:: MATERIALS PROVIDED ::
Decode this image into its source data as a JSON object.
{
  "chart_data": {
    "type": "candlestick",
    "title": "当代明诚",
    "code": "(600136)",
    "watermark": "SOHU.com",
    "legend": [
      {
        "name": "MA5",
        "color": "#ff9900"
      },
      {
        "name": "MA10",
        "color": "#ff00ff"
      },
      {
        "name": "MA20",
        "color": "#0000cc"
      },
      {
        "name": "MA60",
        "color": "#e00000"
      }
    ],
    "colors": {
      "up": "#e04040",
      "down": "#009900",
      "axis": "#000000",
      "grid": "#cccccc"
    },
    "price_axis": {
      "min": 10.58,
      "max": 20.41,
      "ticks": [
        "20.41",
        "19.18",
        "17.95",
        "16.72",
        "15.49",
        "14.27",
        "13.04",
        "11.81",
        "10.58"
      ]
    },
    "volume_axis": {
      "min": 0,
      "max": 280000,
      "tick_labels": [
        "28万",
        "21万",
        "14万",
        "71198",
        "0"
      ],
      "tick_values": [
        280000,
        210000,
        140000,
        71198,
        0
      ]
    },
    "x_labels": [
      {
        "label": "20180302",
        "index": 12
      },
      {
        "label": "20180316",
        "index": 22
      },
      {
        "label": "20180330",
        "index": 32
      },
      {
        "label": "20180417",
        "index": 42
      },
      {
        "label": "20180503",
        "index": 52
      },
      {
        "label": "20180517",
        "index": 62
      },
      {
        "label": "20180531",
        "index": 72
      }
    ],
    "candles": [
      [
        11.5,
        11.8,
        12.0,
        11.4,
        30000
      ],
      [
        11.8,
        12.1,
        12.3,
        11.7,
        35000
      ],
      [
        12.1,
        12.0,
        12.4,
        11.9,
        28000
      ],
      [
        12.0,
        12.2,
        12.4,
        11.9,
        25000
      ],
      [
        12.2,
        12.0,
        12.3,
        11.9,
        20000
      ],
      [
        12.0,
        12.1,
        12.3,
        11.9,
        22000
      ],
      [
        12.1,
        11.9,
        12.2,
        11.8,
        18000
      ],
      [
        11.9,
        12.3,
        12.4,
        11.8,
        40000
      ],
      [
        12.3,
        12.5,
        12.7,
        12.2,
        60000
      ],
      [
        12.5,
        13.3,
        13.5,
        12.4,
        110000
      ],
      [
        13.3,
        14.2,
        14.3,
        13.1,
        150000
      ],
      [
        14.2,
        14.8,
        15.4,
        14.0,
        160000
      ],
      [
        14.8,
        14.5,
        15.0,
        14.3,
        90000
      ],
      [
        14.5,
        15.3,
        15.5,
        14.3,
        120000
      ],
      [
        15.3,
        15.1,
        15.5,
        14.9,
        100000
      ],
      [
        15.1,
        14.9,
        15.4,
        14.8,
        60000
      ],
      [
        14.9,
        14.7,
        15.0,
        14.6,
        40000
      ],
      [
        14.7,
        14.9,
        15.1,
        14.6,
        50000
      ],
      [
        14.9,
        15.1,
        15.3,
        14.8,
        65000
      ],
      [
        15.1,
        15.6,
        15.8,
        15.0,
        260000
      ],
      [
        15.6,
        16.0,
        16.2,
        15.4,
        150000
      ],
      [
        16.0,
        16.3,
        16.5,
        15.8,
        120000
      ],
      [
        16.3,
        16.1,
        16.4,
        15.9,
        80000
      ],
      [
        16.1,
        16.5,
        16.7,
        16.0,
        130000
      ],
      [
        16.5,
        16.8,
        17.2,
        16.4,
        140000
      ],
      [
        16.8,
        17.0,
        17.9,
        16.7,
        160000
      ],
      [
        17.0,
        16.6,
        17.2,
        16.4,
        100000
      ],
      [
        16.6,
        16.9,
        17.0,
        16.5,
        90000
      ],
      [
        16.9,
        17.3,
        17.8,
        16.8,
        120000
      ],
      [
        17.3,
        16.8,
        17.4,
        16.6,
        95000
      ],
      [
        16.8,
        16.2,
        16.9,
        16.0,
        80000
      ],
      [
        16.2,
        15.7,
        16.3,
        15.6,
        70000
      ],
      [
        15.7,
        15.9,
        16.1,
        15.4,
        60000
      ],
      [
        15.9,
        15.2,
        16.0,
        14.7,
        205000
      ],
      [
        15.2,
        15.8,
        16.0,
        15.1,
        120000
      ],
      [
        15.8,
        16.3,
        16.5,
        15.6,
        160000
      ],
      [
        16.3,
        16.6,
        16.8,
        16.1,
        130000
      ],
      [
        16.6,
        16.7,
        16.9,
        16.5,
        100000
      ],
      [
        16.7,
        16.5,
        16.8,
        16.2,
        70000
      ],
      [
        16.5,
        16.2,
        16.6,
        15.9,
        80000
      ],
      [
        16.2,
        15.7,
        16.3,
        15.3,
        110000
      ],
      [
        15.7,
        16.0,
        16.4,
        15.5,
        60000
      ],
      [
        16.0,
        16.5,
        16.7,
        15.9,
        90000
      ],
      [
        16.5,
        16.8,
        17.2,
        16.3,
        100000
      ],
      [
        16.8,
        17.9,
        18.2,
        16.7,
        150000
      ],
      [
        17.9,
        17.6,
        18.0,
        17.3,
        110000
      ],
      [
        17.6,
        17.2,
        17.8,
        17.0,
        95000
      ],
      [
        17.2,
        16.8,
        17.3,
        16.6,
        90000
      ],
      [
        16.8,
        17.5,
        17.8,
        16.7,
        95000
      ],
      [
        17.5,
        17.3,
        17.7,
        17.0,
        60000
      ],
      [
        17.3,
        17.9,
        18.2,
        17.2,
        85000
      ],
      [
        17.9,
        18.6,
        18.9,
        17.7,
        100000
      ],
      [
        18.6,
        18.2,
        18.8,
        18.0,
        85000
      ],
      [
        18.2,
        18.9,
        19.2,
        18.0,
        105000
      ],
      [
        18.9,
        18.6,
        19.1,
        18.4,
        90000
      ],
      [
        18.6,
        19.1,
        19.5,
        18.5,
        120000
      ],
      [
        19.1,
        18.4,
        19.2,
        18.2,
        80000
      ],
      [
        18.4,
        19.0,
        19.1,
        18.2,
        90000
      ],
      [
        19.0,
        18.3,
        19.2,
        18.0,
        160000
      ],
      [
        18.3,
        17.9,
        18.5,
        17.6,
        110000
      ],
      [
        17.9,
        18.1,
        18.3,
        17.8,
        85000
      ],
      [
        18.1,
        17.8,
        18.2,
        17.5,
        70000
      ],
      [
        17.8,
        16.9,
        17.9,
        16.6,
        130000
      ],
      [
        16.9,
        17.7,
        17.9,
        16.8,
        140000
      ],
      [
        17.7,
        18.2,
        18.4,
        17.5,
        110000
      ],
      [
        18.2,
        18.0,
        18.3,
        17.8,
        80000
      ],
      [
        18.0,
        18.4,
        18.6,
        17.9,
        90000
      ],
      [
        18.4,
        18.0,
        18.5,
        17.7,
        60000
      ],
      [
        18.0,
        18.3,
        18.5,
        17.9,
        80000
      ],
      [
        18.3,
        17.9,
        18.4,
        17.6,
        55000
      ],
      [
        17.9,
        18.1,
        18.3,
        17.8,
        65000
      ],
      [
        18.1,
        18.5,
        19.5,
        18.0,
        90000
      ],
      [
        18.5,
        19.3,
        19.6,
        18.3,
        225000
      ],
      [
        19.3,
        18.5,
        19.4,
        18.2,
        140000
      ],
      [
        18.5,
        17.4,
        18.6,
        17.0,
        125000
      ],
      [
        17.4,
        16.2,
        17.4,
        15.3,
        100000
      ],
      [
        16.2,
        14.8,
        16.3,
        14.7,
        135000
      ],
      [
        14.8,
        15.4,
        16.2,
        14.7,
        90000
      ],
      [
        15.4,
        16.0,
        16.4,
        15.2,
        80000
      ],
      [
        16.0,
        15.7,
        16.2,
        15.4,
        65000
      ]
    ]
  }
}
:::
• DIRECTIONS
Going through the data, tally the lines containing "index" and report only the result.

• EXPECTED OUTPUT
7